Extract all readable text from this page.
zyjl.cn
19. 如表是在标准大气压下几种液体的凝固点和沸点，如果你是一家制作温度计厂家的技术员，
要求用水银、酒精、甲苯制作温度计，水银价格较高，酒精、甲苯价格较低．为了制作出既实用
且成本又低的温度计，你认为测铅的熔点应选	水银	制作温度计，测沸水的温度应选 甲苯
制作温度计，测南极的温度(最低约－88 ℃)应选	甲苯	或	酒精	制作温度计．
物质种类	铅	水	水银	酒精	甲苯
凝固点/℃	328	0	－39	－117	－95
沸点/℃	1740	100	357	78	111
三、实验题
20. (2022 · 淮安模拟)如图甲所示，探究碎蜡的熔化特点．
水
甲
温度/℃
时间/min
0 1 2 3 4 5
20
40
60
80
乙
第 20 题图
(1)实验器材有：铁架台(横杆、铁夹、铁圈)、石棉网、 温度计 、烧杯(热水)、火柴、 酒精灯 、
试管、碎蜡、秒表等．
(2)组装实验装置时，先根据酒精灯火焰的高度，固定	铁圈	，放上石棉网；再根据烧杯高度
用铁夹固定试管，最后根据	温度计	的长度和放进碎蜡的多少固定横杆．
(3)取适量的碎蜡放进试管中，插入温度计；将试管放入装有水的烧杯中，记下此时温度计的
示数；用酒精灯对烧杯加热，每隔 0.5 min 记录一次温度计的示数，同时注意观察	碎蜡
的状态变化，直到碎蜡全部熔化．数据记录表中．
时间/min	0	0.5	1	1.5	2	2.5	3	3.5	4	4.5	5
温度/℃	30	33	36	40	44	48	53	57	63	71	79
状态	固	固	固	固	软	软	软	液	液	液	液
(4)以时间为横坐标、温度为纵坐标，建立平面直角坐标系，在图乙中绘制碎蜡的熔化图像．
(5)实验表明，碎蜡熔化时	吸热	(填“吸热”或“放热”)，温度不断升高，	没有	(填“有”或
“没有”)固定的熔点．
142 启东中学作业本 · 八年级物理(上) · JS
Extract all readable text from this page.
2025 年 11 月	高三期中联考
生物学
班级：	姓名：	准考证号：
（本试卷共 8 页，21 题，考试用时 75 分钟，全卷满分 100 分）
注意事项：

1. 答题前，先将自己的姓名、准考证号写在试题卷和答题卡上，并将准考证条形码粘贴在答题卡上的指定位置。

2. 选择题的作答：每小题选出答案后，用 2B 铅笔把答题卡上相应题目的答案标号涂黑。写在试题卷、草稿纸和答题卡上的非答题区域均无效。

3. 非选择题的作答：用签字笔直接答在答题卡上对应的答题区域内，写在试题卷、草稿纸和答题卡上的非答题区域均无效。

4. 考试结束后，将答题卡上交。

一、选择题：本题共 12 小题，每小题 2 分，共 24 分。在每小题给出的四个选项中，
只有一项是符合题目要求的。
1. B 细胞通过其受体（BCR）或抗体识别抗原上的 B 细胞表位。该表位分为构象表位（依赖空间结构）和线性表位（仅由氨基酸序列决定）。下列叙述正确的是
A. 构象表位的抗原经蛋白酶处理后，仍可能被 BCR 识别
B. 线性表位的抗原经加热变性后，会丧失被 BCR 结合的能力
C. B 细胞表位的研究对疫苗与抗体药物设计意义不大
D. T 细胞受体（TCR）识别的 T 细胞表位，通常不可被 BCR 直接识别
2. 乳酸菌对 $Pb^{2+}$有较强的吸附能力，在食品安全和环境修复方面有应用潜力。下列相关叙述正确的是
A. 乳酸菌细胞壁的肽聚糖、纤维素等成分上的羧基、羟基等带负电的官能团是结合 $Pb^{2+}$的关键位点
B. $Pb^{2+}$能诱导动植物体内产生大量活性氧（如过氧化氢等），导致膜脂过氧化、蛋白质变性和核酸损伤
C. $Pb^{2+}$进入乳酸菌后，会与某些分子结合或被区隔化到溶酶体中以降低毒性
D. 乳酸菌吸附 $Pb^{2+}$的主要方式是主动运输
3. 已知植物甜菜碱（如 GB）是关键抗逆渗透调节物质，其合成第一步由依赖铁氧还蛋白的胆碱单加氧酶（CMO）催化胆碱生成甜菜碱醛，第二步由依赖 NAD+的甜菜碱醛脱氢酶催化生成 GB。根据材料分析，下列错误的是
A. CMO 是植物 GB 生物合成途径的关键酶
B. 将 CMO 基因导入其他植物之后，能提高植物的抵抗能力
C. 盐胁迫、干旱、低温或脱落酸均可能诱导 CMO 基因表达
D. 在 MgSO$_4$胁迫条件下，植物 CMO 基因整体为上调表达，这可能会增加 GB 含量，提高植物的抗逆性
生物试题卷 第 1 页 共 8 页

######

- Do this -
Restate the listing in full, word for word.

- Result below -
Extract all readable text from this page.
zyjl.cn
19. 如表是在标准大气压下几种液体的凝固点和沸点，如果你是一家制作温度计厂家的技术员，
要求用水银、酒精、甲苯制作温度计，水银价格较高，酒精、甲苯价格较低．为了制作出既实用
且成本又低的温度计，你认为测铅的熔点应选	水银	制作温度计，测沸水的温度应选 甲苯
制作温度计，测南极的温度(最低约－88 ℃)应选	甲苯	或	酒精	制作温度计．
物质种类	铅	水	水银	酒精	甲苯
凝固点/℃	328	0	－39	－117	－95
沸点/℃	1740	100	357	78	111
三、实验题
20. (2022 · 淮安模拟)如图甲所示，探究碎蜡的熔化特点．
水
甲
温度/℃
时间/min
0 1 2 3 4 5
20
40
60
80
乙
第 20 题图
(1)实验器材有：铁架台(横杆、铁夹、铁圈)、石棉网、 温度计 、烧杯(热水)、火柴、 酒精灯 、
试管、碎蜡、秒表等．
(2)组装实验装置时，先根据酒精灯火焰的高度，固定	铁圈	，放上石棉网；再根据烧杯高度
用铁夹固定试管，最后根据	温度计	的长度和放进碎蜡的多少固定横杆．
(3)取适量的碎蜡放进试管中，插入温度计；将试管放入装有水的烧杯中，记下此时温度计的
示数；用酒精灯对烧杯加热，每隔 0.5 min 记录一次温度计的示数，同时注意观察	碎蜡
的状态变化，直到碎蜡全部熔化．数据记录表中．
时间/min	0	0.5	1	1.5	2	2.5	3	3.5	4	4.5	5
温度/℃	30	33	36	40	44	48	53	57	63	71	79
状态	固	固	固	固	软	软	软	液	液	液	液
(4)以时间为横坐标、温度为纵坐标，建立平面直角坐标系，在图乙中绘制碎蜡的熔化图像．
(5)实验表明，碎蜡熔化时	吸热	(填“吸热”或“放热”)，温度不断升高，	没有	(填“有”或
“没有”)固定的熔点．
142 启东中学作业本 · 八年级物理(上) · JS
Extract all readable text from this page.
2025 年 11 月	高三期中联考
生物学
班级：	姓名：	准考证号：
（本试卷共 8 页，21 题，考试用时 75 分钟，全卷满分 100 分）
注意事项：

1. 答题前，先将自己的姓名、准考证号写在试题卷和答题卡上，并将准考证条形码粘贴在答题卡上的指定位置。

2. 选择题的作答：每小题选出答案后，用 2B 铅笔把答题卡上相应题目的答案标号涂黑。写在试题卷、草稿纸和答题卡上的非答题区域均无效。

3. 非选择题的作答：用签字笔直接答在答题卡上对应的答题区域内，写在试题卷、草稿纸和答题卡上的非答题区域均无效。

4. 考试结束后，将答题卡上交。

一、选择题：本题共 12 小题，每小题 2 分，共 24 分。在每小题给出的四个选项中，
只有一项是符合题目要求的。
1. B 细胞通过其受体（BCR）或抗体识别抗原上的 B 细胞表位。该表位分为构象表位（依赖空间结构）和线性表位（仅由氨基酸序列决定）。下列叙述正确的是
A. 构象表位的抗原经蛋白酶处理后，仍可能被 BCR 识别
B. 线性表位的抗原经加热变性后，会丧失被 BCR 结合的能力
C. B 细胞表位的研究对疫苗与抗体药物设计意义不大
D. T 细胞受体（TCR）识别的 T 细胞表位，通常不可被 BCR 直接识别
2. 乳酸菌对 $Pb^{2+}$有较强的吸附能力，在食品安全和环境修复方面有应用潜力。下列相关叙述正确的是
A. 乳酸菌细胞壁的肽聚糖、纤维素等成分上的羧基、羟基等带负电的官能团是结合 $Pb^{2+}$的关键位点
B. $Pb^{2+}$能诱导动植物体内产生大量活性氧（如过氧化氢等），导致膜脂过氧化、蛋白质变性和核酸损伤
C. $Pb^{2+}$进入乳酸菌后，会与某些分子结合或被区隔化到溶酶体中以降低毒性
D. 乳酸菌吸附 $Pb^{2+}$的主要方式是主动运输
3. 已知植物甜菜碱（如 GB）是关键抗逆渗透调节物质，其合成第一步由依赖铁氧还蛋白的胆碱单加氧酶（CMO）催化胆碱生成甜菜碱醛，第二步由依赖 NAD+的甜菜碱醛脱氢酶催化生成 GB。根据材料分析，下列错误的是
A. CMO 是植物 GB 生物合成途径的关键酶
B. 将 CMO 基因导入其他植物之后，能提高植物的抵抗能力
C. 盐胁迫、干旱、低温或脱落酸均可能诱导 CMO 基因表达
D. 在 MgSO$_4$胁迫条件下，植物 CMO 基因整体为上调表达，这可能会增加 GB 含量，提高植物的抗逆性
生物试题卷 第 1 页 共 8 页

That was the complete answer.